### [Aim of the task]
Return, word for word, every line that follows.

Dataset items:

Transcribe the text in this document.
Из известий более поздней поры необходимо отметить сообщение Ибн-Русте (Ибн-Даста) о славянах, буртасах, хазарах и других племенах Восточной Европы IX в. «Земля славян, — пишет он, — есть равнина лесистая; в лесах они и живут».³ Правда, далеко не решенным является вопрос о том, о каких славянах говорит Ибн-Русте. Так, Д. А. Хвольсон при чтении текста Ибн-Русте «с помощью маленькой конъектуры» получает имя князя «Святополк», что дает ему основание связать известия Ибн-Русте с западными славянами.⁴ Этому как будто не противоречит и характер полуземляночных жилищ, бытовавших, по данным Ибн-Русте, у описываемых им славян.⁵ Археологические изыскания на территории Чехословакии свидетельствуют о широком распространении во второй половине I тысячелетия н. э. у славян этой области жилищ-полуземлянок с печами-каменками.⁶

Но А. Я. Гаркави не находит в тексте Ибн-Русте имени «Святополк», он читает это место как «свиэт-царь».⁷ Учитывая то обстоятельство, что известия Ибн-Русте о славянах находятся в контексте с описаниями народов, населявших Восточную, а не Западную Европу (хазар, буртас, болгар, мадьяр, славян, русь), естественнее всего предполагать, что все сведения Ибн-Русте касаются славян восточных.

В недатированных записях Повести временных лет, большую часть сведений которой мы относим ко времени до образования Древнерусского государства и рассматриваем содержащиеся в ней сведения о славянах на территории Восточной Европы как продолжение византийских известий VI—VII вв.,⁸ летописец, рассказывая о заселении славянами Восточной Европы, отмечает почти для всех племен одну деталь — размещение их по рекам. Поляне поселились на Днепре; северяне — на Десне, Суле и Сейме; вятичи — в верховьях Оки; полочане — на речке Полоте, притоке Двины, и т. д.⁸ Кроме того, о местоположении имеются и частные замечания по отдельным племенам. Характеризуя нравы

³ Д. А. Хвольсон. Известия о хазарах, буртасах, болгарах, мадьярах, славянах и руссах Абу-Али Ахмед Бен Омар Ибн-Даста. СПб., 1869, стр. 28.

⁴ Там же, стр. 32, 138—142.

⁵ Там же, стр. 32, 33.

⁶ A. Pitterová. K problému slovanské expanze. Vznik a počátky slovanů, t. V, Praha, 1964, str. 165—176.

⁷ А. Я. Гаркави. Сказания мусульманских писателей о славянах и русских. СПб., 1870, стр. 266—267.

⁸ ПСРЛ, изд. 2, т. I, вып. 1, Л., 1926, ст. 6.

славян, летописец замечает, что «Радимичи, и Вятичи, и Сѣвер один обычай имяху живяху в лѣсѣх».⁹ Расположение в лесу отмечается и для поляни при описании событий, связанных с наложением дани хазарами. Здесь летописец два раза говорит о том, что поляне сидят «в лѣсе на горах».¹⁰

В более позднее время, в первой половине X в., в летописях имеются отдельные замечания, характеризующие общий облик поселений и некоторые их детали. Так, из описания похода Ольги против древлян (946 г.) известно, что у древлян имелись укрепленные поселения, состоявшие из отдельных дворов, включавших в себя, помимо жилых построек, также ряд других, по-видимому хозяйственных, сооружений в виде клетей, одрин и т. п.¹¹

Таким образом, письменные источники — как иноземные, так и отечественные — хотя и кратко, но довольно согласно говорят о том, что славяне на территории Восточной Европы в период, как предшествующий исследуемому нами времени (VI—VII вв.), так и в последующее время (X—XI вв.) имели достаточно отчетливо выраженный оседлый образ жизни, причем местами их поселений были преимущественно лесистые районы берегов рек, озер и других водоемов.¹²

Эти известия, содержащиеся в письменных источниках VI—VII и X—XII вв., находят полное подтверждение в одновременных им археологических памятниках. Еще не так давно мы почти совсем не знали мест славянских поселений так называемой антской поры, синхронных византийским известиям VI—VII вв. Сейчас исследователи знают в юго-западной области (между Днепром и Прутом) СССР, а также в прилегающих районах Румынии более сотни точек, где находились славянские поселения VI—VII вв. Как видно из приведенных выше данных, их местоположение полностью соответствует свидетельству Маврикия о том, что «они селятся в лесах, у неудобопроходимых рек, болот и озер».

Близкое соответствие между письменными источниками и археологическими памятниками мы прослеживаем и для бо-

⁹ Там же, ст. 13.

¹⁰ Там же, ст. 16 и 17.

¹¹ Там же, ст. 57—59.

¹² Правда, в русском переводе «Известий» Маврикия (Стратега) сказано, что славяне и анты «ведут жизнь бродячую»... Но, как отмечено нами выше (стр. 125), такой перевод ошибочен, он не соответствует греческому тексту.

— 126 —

### [Exercise output]
Transcribe the text in this document.
Из известий более поздней поры необходимо отметить сообщение Ибн-Русте (Ибн-Даста) о славянах, буртасах, хазарах и других племенах Восточной Европы IX в. «Земля славян, — пишет он, — есть равнина лесистая; в лесах они и живут».³ Правда, далеко не решенным является вопрос о том, о каких славянах говорит Ибн-Русте. Так, Д. А. Хвольсон при чтении текста Ибн-Русте «с помощью маленькой конъектуры» получает имя князя «Святополк», что дает ему основание связать известия Ибн-Русте с западными славянами.⁴ Этому как будто не противоречит и характер полуземляночных жилищ, бытовавших, по данным Ибн-Русте, у описываемых им славян.⁵ Археологические изыскания на территории Чехословакии свидетельствуют о широком распространении во второй половине I тысячелетия н. э. у славян этой области жилищ-полуземлянок с печами-каменками.⁶

Но А. Я. Гаркави не находит в тексте Ибн-Русте имени «Святополк», он читает это место как «свиэт-царь».⁷ Учитывая то обстоятельство, что известия Ибн-Русте о славянах находятся в контексте с описаниями народов, населявших Восточную, а не Западную Европу (хазар, буртас, болгар, мадьяр, славян, русь), естественнее всего предполагать, что все сведения Ибн-Русте касаются славян восточных.

В недатированных записях Повести временных лет, большую часть сведений которой мы относим ко времени до образования Древнерусского государства и рассматриваем содержащиеся в ней сведения о славянах на территории Восточной Европы как продолжение византийских известий VI—VII вв.,⁸ летописец, рассказывая о заселении славянами Восточной Европы, отмечает почти для всех племен одну деталь — размещение их по рекам. Поляне поселились на Днепре; северяне — на Десне, Суле и Сейме; вятичи — в верховьях Оки; полочане — на речке Полоте, притоке Двины, и т. д.⁸ Кроме того, о местоположении имеются и частные замечания по отдельным племенам. Характеризуя нравы

³ Д. А. Хвольсон. Известия о хазарах, буртасах, болгарах, мадьярах, славянах и руссах Абу-Али Ахмед Бен Омар Ибн-Даста. СПб., 1869, стр. 28.

⁴ Там же, стр. 32, 138—142.

⁵ Там же, стр. 32, 33.

⁶ A. Pitterová. K problému slovanské expanze. Vznik a počátky slovanů, t. V, Praha, 1964, str. 165—176.

⁷ А. Я. Гаркави. Сказания мусульманских писателей о славянах и русских. СПб., 1870, стр. 266—267.

⁸ ПСРЛ, изд. 2, т. I, вып. 1, Л., 1926, ст. 6.

славян, летописец замечает, что «Радимичи, и Вятичи, и Сѣвер один обычай имяху живяху в лѣсѣх».⁹ Расположение в лесу отмечается и для поляни при описании событий, связанных с наложением дани хазарами. Здесь летописец два раза говорит о том, что поляне сидят «в лѣсе на горах».¹⁰

В более позднее время, в первой половине X в., в летописях имеются отдельные замечания, характеризующие общий облик поселений и некоторые их детали. Так, из описания похода Ольги против древлян (946 г.) известно, что у древлян имелись укрепленные поселения, состоявшие из отдельных дворов, включавших в себя, помимо жилых построек, также ряд других, по-видимому хозяйственных, сооружений в виде клетей, одрин и т. п.¹¹

Таким образом, письменные источники — как иноземные, так и отечественные — хотя и кратко, но довольно согласно говорят о том, что славяне на территории Восточной Европы в период, как предшествующий исследуемому нами времени (VI—VII вв.), так и в последующее время (X—XI вв.) имели достаточно отчетливо выраженный оседлый образ жизни, причем местами их поселений были преимущественно лесистые районы берегов рек, озер и других водоемов.¹²

Эти известия, содержащиеся в письменных источниках VI—VII и X—XII вв., находят полное подтверждение в одновременных им археологических памятниках. Еще не так давно мы почти совсем не знали мест славянских поселений так называемой антской поры, синхронных византийским известиям VI—VII вв. Сейчас исследователи знают в юго-западной области (между Днепром и Прутом) СССР, а также в прилегающих районах Румынии более сотни точек, где находились славянские поселения VI—VII вв. Как видно из приведенных выше данных, их местоположение полностью соответствует свидетельству Маврикия о том, что «они селятся в лесах, у неудобопроходимых рек, болот и озер».

Близкое соответствие между письменными источниками и археологическими памятниками мы прослеживаем и для бо-

⁹ Там же, ст. 13.

¹⁰ Там же, ст. 16 и 17.

¹¹ Там же, ст. 57—59.

¹² Правда, в русском переводе «Известий» Маврикия (Стратега) сказано, что славяне и анты «ведут жизнь бродячую»... Но, как отмечено нами выше (стр. 125), такой перевод ошибочен, он не соответствует греческому тексту.

— 126 —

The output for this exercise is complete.